▶ **Figure contents as structured data**:

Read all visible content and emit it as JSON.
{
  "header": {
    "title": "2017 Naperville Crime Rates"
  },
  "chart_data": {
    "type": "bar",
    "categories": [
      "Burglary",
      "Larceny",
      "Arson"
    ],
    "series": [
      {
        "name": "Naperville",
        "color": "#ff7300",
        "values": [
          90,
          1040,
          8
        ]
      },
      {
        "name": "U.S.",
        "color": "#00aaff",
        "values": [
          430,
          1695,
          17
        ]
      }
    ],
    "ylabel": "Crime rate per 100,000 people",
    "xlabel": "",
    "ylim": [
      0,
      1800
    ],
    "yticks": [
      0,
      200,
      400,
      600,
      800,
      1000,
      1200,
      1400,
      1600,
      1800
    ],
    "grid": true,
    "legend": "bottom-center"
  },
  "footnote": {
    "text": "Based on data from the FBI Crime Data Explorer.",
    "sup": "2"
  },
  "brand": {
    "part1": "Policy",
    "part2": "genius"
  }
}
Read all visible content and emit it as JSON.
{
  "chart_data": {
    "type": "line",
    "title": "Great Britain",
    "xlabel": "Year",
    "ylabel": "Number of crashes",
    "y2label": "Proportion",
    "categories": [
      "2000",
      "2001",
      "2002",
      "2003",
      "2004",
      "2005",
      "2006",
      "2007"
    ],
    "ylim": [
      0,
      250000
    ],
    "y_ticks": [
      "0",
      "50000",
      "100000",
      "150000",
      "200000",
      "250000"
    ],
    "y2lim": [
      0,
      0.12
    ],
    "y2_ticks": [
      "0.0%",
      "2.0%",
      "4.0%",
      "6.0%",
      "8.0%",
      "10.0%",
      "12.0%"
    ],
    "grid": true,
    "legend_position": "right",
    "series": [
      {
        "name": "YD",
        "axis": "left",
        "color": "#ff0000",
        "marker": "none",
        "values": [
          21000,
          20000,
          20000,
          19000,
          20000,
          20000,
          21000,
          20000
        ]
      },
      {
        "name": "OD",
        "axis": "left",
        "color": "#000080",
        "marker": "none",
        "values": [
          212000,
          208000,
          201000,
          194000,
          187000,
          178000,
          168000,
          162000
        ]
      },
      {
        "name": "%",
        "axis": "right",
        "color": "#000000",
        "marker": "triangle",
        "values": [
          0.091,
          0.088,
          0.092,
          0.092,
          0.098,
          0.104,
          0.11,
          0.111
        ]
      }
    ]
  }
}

▶ **DESCRIPTION OF THE TASK**: Look for lines containing the string "name" and copy them all.

▶ **RESPONSE FOR THIS EXERCISE**:
        "name": "Naperville",
        "name": "U.S.",
        "name": "YD",
        "name": "OD",
        "name": "%",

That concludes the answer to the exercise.